Begin Text excerpt
Member of the Michigan House of Representatives from the 75th district
- In office January 1, 1967 – April 20, 1967
- Preceded by: Victor R. Steeh
- Succeeded by: David M. Serotkin

Personal details
- Born: July 31, 1910 Mount Clemens, Michigan
- Died: April 20, 1967 (aged 56) Lansing, Michigan
- Party: Republican
- Alma mater: Michigan State University

Military service
- Allegiance: United States Navy
- Rank: Lieutenant
- Battles/wars: World War II

= James S. Nunneley =

American politician

James S. Nunneley (July 31, 1910April 20, 1967) was a Michigan politician.

==Early life and education==
Nunneley was born on July 31, 1910, in Mount Clemens, Michigan. Nunneley received an education from Mount Clemens public schools, and in 1933 graduated from Michigan State University.

== Military career ==
Nunneley served as a lieutenant in the United States Navy in World War II.

==Career==
Nunneley continued to manage his family's business in Mount Clemens when he returned from military service. Nunneley owned a shoe store. Nunneley served on the Mount Clemens Board of Education. On September 1, 1964, Nunneley won the Republican nomination for the Michigan House of Representatives seat representing the 75th district, but was defeated in the general election by Victor R. Steeh on November 3, 1964. On November 8, 1966, Nunneley was elected to the Michigan House of Representatives where he represented the 75th district, beginning his term on January 1, 1967. Nunneley's victory was considered an upset. On April 20, 1967, Nunneley passed his first bill through the state house. It sought to require identification for ice fishing shanties. According to State Representative Charles H. Varnum, Nunneley did not need to speak about his bill to the state house for it to pass, and Nunneley was given "a lot of kidding" because of this. The same day the bill passed, Nunneley died of an apparent heart attack in his Capitol office. The following state representatives acted as honorary pallbearers for Nunneley: Robert C. Stites, Allen F. Rush, Edgar A. Geerlings, William L. Jowett, Warren N. Goemaere, Harold B. Clark, John T. Kelsey, and Joseph M. Snyder. Nunneley's death left the state house in partisan deadlock, with 54 Republican legislators and 54 Democratic legislators.
End Text excerpt
Begin Data
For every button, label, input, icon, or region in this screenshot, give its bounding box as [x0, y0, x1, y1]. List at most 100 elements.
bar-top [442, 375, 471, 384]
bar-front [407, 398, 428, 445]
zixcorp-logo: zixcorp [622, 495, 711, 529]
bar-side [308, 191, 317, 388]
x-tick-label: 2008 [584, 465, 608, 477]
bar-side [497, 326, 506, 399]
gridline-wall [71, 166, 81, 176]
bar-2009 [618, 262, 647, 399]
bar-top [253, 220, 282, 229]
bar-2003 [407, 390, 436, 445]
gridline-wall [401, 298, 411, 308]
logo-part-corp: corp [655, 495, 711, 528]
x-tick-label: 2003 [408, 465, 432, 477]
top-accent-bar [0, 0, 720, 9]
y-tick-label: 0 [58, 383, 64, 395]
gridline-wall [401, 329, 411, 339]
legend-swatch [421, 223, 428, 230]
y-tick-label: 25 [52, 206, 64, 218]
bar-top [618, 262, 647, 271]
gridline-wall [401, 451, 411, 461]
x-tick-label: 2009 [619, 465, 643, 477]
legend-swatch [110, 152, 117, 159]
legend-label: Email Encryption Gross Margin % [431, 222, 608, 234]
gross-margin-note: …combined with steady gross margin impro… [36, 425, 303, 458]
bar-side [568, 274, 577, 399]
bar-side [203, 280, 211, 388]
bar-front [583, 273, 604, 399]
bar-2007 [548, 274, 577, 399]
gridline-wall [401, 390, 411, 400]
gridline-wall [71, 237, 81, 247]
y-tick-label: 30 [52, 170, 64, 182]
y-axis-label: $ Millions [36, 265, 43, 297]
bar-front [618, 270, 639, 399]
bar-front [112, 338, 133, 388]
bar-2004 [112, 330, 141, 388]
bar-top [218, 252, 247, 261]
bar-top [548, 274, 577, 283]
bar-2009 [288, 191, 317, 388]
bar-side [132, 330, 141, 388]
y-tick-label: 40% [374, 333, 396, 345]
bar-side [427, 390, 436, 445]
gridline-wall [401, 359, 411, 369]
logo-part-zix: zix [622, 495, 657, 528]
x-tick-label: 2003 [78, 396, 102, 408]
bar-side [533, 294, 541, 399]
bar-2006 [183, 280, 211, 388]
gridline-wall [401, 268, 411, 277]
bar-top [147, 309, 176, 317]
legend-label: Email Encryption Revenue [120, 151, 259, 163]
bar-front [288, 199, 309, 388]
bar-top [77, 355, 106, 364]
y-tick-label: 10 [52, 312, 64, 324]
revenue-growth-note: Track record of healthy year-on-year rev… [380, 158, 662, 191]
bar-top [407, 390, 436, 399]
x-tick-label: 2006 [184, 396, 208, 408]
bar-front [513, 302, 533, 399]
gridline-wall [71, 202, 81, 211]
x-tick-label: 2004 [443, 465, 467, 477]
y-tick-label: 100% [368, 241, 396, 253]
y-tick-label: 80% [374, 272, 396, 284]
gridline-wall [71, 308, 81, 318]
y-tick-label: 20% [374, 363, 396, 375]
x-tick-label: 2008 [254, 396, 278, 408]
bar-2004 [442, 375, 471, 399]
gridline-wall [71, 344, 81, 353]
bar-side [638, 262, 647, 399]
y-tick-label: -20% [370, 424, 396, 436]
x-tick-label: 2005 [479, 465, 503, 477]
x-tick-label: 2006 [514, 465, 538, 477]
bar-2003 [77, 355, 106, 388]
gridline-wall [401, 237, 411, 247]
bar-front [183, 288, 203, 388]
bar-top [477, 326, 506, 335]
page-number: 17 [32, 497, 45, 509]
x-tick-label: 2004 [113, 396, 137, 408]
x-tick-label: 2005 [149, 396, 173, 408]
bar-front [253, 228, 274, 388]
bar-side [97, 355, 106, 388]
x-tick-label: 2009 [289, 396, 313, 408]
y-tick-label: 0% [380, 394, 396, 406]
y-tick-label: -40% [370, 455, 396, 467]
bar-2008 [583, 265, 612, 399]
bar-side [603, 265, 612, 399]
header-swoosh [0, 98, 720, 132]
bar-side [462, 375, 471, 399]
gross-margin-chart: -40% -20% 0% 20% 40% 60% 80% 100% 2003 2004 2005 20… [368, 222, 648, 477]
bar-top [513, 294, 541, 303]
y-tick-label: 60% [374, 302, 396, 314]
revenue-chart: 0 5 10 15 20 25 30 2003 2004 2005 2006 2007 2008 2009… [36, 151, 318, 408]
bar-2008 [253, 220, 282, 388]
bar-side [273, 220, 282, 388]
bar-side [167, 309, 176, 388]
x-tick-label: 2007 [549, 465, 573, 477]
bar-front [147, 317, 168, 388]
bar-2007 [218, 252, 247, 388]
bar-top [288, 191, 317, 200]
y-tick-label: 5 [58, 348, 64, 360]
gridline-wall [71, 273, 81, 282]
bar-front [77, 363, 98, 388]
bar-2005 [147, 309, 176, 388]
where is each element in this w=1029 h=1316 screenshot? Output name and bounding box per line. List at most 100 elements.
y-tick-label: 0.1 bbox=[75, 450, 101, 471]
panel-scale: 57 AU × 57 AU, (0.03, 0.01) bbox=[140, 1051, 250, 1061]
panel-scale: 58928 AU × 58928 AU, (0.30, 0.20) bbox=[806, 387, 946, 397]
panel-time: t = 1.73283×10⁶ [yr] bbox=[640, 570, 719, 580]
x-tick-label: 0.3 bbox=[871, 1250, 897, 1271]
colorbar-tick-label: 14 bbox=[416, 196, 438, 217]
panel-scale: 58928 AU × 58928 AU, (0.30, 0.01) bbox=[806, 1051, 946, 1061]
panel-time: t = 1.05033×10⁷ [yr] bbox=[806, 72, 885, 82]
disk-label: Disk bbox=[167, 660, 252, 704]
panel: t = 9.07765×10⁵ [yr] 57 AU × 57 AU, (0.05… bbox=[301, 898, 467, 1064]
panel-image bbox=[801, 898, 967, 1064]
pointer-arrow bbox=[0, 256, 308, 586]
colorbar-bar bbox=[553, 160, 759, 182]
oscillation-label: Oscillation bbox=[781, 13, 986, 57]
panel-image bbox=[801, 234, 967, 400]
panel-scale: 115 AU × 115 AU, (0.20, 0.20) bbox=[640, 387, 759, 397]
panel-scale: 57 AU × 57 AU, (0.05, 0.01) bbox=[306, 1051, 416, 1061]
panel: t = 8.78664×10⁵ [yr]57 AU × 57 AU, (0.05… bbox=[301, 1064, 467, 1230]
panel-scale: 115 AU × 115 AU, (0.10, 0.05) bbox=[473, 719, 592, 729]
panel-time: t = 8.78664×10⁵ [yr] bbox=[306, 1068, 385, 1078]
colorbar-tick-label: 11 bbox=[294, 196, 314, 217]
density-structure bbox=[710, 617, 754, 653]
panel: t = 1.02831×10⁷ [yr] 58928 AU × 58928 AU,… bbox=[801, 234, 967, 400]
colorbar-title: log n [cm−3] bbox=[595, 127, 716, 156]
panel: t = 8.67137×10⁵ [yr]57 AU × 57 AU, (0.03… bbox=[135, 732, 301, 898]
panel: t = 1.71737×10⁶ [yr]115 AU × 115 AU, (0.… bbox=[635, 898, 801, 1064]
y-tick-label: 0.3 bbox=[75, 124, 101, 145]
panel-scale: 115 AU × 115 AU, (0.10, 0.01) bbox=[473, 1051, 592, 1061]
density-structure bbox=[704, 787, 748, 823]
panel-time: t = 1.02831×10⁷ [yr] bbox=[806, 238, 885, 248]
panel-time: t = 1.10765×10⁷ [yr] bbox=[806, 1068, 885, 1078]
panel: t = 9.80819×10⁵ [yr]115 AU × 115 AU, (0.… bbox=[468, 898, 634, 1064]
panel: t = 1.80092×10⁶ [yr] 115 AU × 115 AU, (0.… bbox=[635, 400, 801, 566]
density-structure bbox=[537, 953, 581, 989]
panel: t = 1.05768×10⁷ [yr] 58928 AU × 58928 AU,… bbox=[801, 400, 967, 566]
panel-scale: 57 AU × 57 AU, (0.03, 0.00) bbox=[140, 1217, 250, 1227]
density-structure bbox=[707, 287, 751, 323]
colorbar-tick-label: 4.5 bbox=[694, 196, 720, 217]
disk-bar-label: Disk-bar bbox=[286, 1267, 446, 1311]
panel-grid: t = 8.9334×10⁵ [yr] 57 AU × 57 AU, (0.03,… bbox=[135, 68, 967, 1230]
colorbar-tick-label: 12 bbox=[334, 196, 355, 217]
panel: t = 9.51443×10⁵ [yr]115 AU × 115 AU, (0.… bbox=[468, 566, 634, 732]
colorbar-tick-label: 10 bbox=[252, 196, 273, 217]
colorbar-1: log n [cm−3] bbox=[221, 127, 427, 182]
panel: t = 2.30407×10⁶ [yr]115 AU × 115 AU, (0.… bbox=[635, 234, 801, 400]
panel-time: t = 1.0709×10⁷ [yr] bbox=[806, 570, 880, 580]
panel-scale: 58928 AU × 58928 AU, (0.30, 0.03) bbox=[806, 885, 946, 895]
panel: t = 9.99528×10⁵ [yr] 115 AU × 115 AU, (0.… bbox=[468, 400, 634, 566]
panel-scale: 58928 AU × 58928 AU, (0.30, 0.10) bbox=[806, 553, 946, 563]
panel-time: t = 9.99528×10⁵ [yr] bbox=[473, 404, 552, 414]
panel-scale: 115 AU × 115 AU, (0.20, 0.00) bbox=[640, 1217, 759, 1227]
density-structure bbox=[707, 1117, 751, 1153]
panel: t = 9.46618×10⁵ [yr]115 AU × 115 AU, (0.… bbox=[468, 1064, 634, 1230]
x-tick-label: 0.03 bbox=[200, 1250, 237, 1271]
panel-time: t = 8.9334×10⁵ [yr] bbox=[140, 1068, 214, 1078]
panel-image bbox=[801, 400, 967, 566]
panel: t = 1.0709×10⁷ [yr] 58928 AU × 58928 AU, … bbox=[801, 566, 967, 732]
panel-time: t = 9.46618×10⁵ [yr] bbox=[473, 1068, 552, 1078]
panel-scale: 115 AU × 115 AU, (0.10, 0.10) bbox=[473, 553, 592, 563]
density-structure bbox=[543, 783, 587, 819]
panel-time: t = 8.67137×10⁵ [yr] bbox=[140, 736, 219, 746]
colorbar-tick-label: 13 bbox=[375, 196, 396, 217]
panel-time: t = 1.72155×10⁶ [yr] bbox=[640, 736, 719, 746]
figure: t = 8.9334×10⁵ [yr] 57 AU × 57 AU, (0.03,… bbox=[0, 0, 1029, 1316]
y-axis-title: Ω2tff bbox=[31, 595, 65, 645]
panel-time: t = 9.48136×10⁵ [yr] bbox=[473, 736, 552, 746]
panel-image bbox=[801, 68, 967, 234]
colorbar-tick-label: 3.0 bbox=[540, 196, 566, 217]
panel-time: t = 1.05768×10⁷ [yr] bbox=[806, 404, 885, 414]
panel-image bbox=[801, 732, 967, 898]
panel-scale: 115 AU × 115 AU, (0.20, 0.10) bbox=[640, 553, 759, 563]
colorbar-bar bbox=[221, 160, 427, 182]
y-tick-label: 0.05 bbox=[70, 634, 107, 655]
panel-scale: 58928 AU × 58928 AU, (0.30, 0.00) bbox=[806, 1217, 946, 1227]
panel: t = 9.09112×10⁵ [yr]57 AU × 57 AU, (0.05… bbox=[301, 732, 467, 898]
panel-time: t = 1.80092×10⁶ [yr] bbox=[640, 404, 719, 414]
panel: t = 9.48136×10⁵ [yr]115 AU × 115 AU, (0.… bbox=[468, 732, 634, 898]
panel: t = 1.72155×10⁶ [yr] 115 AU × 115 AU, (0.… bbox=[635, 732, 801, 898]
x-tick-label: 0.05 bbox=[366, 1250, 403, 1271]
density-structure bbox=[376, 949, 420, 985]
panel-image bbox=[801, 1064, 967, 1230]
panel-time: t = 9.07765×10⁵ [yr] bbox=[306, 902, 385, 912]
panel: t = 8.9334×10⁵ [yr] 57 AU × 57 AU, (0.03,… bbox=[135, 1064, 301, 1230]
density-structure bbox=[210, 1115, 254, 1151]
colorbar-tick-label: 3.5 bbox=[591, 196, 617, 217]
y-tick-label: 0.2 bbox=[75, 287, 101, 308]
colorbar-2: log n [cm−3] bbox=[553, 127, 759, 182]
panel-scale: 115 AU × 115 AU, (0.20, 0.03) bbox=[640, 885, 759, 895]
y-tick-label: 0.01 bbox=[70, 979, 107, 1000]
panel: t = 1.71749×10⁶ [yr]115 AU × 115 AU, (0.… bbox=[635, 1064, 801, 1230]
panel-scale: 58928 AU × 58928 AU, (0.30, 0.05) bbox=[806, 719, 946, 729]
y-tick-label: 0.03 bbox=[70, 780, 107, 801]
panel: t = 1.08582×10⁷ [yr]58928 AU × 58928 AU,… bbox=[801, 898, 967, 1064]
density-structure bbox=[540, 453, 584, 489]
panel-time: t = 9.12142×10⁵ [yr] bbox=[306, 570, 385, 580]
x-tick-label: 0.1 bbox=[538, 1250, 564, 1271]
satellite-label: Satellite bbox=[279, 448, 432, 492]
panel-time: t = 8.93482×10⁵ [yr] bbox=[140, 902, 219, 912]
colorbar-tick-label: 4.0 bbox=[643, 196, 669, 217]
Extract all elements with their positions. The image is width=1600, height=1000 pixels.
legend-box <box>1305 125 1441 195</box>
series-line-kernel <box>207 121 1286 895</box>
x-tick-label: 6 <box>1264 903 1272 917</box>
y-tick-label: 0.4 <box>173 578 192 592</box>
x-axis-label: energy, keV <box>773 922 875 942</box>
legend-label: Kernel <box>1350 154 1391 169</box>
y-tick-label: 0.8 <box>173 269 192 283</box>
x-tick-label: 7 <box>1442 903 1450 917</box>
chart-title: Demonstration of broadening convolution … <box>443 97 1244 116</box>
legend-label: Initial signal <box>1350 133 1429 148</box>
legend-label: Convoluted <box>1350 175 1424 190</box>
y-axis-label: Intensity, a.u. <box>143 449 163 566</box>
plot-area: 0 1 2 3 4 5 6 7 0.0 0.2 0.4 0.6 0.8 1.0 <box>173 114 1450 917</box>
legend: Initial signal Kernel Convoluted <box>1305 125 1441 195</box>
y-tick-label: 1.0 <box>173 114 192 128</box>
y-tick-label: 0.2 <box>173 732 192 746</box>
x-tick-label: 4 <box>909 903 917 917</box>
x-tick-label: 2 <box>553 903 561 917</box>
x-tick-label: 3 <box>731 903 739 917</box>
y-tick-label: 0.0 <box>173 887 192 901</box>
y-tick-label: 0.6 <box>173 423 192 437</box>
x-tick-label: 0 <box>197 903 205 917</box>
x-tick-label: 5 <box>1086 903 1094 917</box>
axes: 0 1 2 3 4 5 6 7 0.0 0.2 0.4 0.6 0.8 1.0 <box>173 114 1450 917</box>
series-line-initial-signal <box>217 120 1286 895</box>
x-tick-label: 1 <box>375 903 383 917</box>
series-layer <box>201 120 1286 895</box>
End Data
- **Directives**
(1) Summarize the text about James S. Nunneley in two sentences.
(2) According to the text about James S. Nunneley, why was Nunneley given "a lot of kidding" over his first bill?
These lines have no connection to the text about James S. Nunneley.

- **Answers for this exercise**
(1) James S. Nunneley, a Republican Michigan politician born in Mount Clemens in 1910, graduated from Michigan State University, served as a Navy lieutenant in World War II, and later ran his family's business and owned a shoe store. After losing a 1964 bid, he won the 75th district seat in the Michigan House of Representatives in 1966, and on April 20, 1967, the day his first bill passed, he died of an apparent heart attack in his Capitol office, leaving the state house deadlocked at 54 Republicans and 54 Democrats.

(2) State Representative Charles H. Varnum said Nunneley did not need to speak to the state house about his bill for it to pass. He was kidded because of this.